[start]

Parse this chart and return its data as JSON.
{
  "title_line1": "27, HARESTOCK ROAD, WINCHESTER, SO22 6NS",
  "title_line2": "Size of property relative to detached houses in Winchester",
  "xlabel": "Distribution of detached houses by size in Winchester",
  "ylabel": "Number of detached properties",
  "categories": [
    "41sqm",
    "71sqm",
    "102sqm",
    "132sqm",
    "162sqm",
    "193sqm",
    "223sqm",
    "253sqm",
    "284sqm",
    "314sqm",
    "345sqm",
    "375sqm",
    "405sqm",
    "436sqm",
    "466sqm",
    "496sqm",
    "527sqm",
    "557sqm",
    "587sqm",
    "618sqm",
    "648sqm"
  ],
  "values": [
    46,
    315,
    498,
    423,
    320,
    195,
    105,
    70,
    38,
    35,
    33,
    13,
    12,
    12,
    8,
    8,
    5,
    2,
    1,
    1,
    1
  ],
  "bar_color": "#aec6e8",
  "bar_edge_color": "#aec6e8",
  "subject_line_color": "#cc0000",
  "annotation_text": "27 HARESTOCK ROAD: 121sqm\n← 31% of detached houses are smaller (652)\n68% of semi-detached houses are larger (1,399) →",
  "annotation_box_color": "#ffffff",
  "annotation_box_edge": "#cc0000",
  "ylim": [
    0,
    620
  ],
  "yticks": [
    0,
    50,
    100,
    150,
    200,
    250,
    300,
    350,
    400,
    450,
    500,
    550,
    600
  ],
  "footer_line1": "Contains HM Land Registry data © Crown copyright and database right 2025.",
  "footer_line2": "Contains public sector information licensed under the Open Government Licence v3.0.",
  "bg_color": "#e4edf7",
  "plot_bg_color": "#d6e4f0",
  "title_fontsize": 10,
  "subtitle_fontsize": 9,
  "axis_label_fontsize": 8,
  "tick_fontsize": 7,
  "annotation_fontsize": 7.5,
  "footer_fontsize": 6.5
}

[end]

• [What needs to be done]: Using the records above, find and show each line with the string "houses".

• [Expected answer]:
  "title_line2": "Size of property relative to detached houses in Winchester",
  "xlabel": "Distribution of detached houses by size in Winchester",
  "annotation_text": "27 HARESTOCK ROAD: 121sqm\n← 31% of detached houses are smaller (652)\n68% of semi-detached houses are larger (1,399) →",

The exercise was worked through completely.